TASK DIRECTIONS: From the entries below, please gather each line containing the string "Komi".

Recorded data:
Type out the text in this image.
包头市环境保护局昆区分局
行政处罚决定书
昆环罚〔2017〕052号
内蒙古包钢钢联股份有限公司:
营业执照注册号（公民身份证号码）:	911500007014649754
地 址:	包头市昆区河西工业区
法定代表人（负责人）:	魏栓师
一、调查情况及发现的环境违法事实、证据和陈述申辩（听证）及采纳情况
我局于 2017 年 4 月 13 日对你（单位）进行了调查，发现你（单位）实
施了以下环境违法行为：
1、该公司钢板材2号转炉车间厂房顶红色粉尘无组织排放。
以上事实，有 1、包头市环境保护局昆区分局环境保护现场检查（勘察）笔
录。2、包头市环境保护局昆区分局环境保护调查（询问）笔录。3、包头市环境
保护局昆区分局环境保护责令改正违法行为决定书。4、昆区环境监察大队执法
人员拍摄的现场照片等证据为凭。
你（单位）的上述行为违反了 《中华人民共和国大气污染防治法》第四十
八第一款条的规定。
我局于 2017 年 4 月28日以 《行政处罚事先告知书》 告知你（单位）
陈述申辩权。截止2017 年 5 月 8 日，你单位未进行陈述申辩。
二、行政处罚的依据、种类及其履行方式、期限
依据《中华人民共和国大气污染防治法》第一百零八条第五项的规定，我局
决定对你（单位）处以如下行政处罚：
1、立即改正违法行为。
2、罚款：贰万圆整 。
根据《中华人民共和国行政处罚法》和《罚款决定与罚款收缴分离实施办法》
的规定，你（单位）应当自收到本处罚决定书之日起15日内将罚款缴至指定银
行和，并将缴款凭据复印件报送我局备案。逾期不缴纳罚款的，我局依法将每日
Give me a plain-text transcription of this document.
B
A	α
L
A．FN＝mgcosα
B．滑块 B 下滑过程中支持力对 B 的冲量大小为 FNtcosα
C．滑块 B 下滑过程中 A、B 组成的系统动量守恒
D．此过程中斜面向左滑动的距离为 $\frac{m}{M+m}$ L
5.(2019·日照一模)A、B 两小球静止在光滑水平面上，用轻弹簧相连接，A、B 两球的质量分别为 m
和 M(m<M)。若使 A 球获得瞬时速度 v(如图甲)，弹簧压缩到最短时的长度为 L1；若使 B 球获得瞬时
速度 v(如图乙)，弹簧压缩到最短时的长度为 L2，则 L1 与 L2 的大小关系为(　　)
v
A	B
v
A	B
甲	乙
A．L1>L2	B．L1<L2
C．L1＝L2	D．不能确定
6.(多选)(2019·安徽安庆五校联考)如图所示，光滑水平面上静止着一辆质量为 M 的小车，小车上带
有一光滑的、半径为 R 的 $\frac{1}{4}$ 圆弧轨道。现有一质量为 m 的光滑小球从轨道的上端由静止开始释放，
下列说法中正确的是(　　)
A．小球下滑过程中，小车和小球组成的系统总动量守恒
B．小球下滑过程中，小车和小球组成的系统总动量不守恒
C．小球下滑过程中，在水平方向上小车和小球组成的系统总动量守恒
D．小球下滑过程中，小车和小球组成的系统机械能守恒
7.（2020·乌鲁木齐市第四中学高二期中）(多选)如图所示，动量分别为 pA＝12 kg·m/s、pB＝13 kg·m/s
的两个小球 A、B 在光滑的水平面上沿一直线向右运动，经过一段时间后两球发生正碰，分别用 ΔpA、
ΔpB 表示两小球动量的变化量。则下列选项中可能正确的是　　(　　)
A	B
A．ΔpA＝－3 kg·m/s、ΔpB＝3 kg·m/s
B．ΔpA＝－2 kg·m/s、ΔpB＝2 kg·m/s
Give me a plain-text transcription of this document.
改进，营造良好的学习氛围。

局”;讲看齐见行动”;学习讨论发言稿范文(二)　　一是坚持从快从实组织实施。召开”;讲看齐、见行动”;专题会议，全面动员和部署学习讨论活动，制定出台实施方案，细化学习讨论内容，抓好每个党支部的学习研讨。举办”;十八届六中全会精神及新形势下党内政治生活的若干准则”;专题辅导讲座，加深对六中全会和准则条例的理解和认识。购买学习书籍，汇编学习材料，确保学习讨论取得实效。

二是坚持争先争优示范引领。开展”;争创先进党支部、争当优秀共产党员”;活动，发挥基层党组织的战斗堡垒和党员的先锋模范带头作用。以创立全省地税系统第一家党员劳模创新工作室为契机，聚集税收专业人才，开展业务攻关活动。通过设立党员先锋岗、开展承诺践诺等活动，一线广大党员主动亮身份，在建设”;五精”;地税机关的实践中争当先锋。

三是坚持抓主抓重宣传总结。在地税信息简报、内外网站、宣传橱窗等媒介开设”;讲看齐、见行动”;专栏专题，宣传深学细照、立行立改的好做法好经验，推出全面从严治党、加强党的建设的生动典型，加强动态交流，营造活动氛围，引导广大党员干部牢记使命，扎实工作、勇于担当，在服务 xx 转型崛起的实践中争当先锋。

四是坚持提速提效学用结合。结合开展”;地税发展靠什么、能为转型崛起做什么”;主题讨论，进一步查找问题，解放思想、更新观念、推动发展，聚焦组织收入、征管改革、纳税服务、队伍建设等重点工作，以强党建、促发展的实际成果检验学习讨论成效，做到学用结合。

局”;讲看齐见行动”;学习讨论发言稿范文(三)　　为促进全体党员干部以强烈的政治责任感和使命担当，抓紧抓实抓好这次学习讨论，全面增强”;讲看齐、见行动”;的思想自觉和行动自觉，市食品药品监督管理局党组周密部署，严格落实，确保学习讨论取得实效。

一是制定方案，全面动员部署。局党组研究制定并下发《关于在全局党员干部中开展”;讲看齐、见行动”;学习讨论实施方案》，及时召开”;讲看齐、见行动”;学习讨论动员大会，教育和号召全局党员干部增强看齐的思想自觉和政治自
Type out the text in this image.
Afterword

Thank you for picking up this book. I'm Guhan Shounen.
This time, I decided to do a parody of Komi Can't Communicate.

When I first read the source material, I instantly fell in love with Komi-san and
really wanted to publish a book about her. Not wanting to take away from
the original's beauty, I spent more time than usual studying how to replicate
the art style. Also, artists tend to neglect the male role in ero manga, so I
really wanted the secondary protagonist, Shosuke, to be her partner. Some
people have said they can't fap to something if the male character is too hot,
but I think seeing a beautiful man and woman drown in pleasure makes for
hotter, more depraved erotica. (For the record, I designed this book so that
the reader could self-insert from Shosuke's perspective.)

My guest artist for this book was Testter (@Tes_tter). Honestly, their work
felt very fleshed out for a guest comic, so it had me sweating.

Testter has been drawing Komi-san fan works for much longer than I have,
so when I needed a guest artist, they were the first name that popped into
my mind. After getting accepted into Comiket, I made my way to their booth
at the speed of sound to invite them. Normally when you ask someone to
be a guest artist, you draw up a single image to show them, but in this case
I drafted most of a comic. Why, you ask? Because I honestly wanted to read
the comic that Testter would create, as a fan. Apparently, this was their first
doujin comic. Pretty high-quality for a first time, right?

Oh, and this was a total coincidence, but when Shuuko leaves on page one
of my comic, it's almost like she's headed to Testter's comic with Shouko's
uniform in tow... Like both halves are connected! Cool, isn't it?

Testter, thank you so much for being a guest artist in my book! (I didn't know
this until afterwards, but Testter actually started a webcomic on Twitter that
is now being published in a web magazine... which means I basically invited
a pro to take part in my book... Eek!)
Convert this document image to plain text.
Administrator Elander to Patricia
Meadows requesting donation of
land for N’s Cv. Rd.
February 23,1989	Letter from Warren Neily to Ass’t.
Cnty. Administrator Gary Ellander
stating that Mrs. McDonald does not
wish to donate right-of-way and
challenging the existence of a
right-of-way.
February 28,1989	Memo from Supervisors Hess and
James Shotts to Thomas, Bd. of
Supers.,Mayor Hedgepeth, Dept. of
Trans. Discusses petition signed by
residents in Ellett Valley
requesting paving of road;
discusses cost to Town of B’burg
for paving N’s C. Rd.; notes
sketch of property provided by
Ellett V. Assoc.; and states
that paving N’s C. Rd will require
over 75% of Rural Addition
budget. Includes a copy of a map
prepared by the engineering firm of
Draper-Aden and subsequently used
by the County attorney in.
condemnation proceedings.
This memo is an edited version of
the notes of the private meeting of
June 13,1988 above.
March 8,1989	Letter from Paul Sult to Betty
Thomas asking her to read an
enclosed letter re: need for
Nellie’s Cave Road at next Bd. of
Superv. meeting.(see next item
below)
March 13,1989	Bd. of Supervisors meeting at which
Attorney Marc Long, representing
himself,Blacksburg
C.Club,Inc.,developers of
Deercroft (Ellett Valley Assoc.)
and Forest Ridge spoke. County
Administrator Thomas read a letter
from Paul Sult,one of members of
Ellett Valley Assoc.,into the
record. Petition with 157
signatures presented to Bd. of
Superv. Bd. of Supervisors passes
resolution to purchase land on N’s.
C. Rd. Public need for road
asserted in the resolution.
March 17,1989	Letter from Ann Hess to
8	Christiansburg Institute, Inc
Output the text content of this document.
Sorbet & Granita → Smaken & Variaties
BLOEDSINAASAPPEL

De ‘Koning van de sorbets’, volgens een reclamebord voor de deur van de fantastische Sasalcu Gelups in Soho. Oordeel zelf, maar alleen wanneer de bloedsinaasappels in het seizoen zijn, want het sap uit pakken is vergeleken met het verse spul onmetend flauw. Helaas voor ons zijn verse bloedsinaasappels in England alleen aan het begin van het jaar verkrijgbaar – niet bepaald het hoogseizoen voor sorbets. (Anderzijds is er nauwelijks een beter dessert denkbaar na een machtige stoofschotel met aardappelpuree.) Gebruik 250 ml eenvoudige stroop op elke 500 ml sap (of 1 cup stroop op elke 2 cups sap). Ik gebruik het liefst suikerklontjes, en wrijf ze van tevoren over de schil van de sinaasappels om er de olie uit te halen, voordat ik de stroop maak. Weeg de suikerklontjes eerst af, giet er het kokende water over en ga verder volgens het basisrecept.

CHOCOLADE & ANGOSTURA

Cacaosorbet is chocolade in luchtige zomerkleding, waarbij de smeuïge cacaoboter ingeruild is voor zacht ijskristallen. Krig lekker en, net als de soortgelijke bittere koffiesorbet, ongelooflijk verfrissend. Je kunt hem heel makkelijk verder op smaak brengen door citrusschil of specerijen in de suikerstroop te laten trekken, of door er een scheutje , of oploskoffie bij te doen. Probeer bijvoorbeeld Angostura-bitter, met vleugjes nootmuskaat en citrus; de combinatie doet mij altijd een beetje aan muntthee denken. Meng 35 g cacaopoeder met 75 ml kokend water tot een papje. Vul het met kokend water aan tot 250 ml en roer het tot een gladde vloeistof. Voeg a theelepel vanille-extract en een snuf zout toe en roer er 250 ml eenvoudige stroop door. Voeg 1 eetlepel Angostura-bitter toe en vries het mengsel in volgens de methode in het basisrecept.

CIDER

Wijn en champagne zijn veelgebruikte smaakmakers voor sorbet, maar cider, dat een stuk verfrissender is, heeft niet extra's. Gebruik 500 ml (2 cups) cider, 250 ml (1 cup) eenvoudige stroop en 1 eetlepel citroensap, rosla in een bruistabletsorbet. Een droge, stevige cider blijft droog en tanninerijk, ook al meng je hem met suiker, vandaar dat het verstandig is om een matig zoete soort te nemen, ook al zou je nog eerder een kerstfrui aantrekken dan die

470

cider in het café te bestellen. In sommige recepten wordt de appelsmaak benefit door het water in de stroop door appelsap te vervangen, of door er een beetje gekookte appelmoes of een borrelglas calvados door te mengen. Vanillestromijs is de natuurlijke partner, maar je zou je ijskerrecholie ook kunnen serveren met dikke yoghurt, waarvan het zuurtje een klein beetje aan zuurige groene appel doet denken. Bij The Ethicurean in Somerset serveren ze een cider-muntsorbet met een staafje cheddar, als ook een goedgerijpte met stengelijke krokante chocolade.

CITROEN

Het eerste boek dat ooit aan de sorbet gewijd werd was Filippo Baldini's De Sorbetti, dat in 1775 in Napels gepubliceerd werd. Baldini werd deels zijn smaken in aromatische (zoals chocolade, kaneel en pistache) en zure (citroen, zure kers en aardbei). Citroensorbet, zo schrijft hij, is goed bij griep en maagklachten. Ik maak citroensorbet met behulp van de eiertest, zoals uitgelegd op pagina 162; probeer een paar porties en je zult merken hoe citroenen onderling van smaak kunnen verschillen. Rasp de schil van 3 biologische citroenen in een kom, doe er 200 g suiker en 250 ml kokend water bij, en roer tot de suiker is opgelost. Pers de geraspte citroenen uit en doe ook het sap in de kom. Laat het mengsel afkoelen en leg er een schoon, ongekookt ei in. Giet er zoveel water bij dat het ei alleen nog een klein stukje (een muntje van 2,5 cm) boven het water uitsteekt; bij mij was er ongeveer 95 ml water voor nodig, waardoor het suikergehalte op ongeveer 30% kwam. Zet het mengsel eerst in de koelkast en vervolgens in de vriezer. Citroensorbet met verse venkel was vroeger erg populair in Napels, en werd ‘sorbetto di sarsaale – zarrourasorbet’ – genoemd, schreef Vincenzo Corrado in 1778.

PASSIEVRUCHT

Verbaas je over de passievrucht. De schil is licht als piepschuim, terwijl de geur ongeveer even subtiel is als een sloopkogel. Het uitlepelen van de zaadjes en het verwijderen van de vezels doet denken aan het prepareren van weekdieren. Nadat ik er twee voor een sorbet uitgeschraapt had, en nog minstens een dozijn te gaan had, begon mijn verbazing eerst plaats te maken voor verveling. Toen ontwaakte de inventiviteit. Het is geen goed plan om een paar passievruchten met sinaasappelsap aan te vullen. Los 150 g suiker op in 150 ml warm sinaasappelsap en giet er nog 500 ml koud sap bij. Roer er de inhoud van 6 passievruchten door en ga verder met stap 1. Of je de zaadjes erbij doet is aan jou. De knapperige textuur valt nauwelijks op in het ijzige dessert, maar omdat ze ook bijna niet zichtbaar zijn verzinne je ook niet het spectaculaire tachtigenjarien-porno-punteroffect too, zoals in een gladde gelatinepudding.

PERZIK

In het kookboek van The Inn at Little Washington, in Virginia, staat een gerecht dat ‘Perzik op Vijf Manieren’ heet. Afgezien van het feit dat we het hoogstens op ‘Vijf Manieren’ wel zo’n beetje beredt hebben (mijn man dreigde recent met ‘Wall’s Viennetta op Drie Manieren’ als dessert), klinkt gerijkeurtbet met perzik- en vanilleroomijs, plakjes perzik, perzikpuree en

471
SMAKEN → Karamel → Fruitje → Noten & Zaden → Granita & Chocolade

CORRECT OUTPUT:
This time, I decided to do a parody of Komi Can't Communicate.
When I first read the source material, I instantly fell in love with Komi-san and
Testter has been drawing Komi-san fan works for much longer than I have,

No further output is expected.